┌─ Data to use

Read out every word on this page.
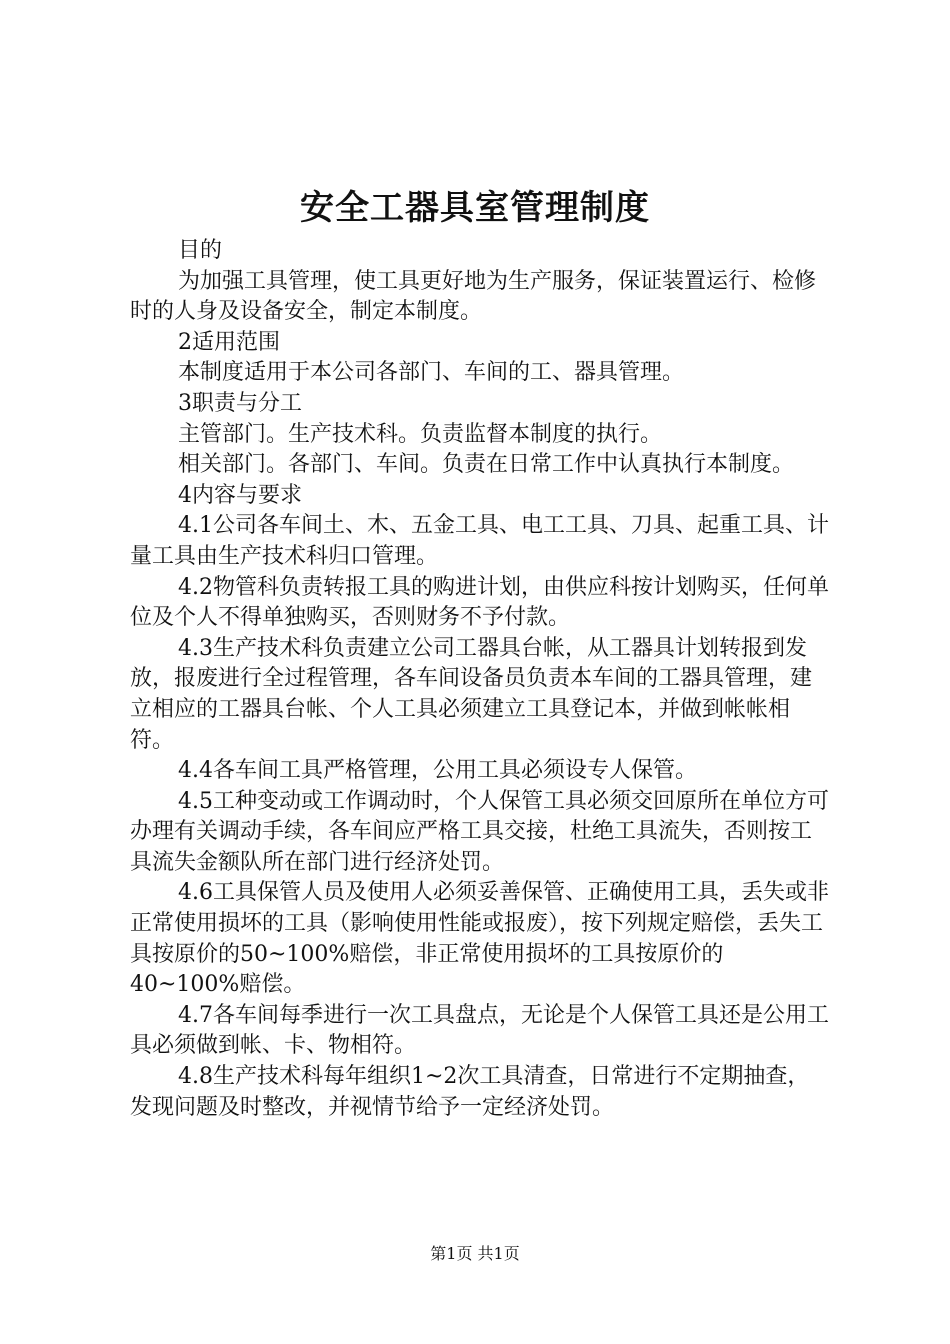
安全工器具室管理制度

目的

为加强工具管理，使工具更好地为生产服务，保证装置运行、检修时的人身及设备安全，制定本制度。

2适用范围

本制度适用于本公司各部门、车间的工、器具管理。

3职责与分工

主管部门。生产技术科。负责监督本制度的执行。

相关部门。各部门、车间。负责在日常工作中认真执行本制度。

4内容与要求

4.1公司各车间土、木、五金工具、电工工具、刀具、起重工具、计量工具由生产技术科归口管理。

4.2物管科负责转报工具的购进计划，由供应科按计划购买，任何单位及个人不得单独购买，否则财务不予付款。

4.3生产技术科负责建立公司工器具台帐，从工器具计划转报到发放，报废进行全过程管理，各车间设备员负责本车间的工器具管理，建立相应的工器具台帐、个人工具必须建立工具登记本，并做到帐帐相符。

4.4各车间工具严格管理，公用工具必须设专人保管。

4.5工种变动或工作调动时，个人保管工具必须交回原所在单位方可办理有关调动手续，各车间应严格工具交接，杜绝工具流失，否则按工具流失金额队所在部门进行经济处罚。

4.6工具保管人员及使用人必须妥善保管、正确使用工具，丢失或非正常使用损坏的工具（影响使用性能或报废），按下列规定赔偿，丢失工具按原价的50~100%赔偿，非正常使用损坏的工具按原价的40~100%赔偿。

4.7各车间每季进行一次工具盘点，无论是个人保管工具还是公用工具必须做到帐、卡、物相符。

4.8生产技术科每年组织1~2次工具清查，日常进行不定期抽查，发现问题及时整改，并视情节给予一定经济处罚。

第1页 共1页
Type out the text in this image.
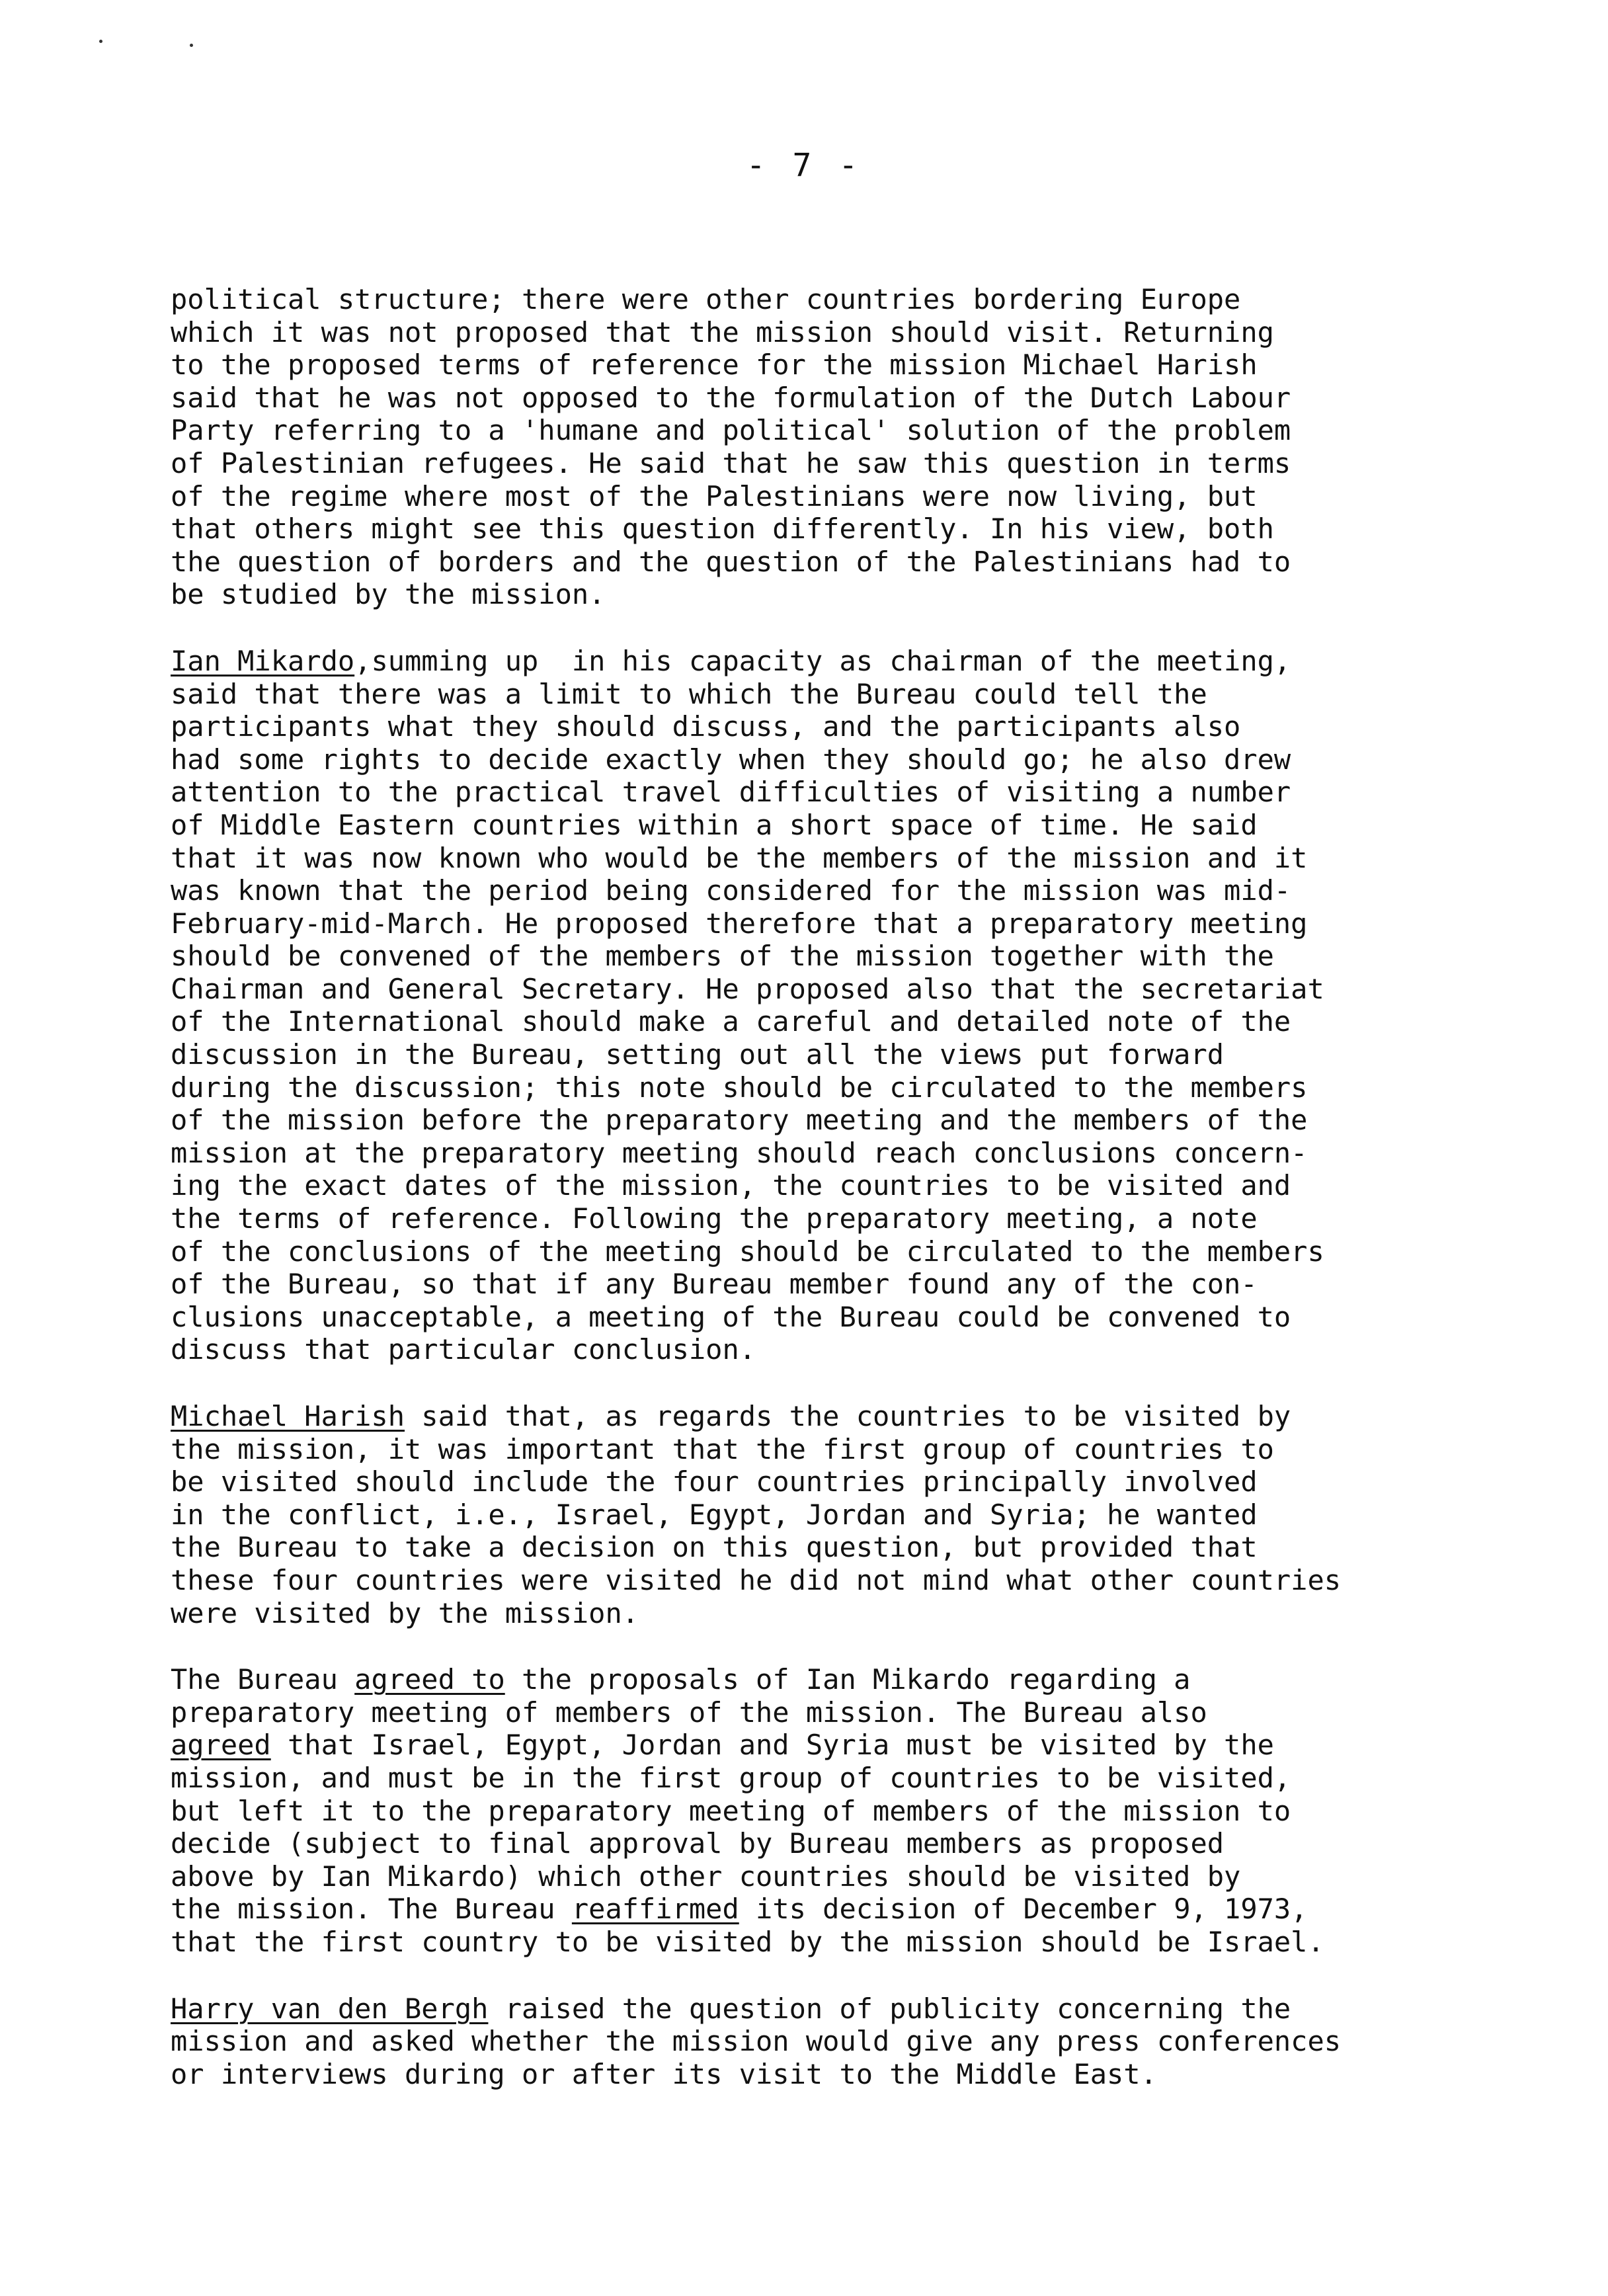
- 7 -
political structure; there were other countries bordering Europe
which it was not proposed that the mission should visit. Returning
to the proposed terms of reference for the mission Michael Harish
said that he was not opposed to the formulation of the Dutch Labour
Party referring to a 'humane and political' solution of the problem
of Palestinian refugees. He said that he saw this question in terms
of the regime where most of the Palestinians were now living, but
that others might see this question differently. In his view, both
the question of borders and the question of the Palestinians had to
be studied by the mission.
Ian Mikardo,summing up  in his capacity as chairman of the meeting,
said that there was a limit to which the Bureau could tell the
participants what they should discuss, and the participants also
had some rights to decide exactly when they should go; he also drew
attention to the practical travel difficulties of visiting a number
of Middle Eastern countries within a short space of time. He said
that it was now known who would be the members of the mission and it
was known that the period being considered for the mission was mid-
February-mid-March. He proposed therefore that a preparatory meeting
should be convened of the members of the mission together with the
Chairman and General Secretary. He proposed also that the secretariat
of the International should make a careful and detailed note of the
discussion in the Bureau, setting out all the views put forward
during the discussion; this note should be circulated to the members
of the mission before the preparatory meeting and the members of the
mission at the preparatory meeting should reach conclusions concern-
ing the exact dates of the mission, the countries to be visited and
the terms of reference. Following the preparatory meeting, a note
of the conclusions of the meeting should be circulated to the members
of the Bureau, so that if any Bureau member found any of the con-
clusions unacceptable, a meeting of the Bureau could be convened to
discuss that particular conclusion.
Michael Harish said that, as regards the countries to be visited by
the mission, it was important that the first group of countries to
be visited should include the four countries principally involved
in the conflict, i.e., Israel, Egypt, Jordan and Syria; he wanted
the Bureau to take a decision on this question, but provided that
these four countries were visited he did not mind what other countries
were visited by the mission.
The Bureau agreed to the proposals of Ian Mikardo regarding a
preparatory meeting of members of the mission. The Bureau also
agreed that Israel, Egypt, Jordan and Syria must be visited by the
mission, and must be in the first group of countries to be visited,
but left it to the preparatory meeting of members of the mission to
decide (subject to final approval by Bureau members as proposed
above by Ian Mikardo) which other countries should be visited by
the mission. The Bureau reaffirmed its decision of December 9, 1973,
that the first country to be visited by the mission should be Israel.
Harry van den Bergh raised the question of publicity concerning the
mission and asked whether the mission would give any press conferences
or interviews during or after its visit to the Middle East.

└─

* Task objective
Check each line above for the word "Israel" and say how many have it, with nothing else.

* Full solution
3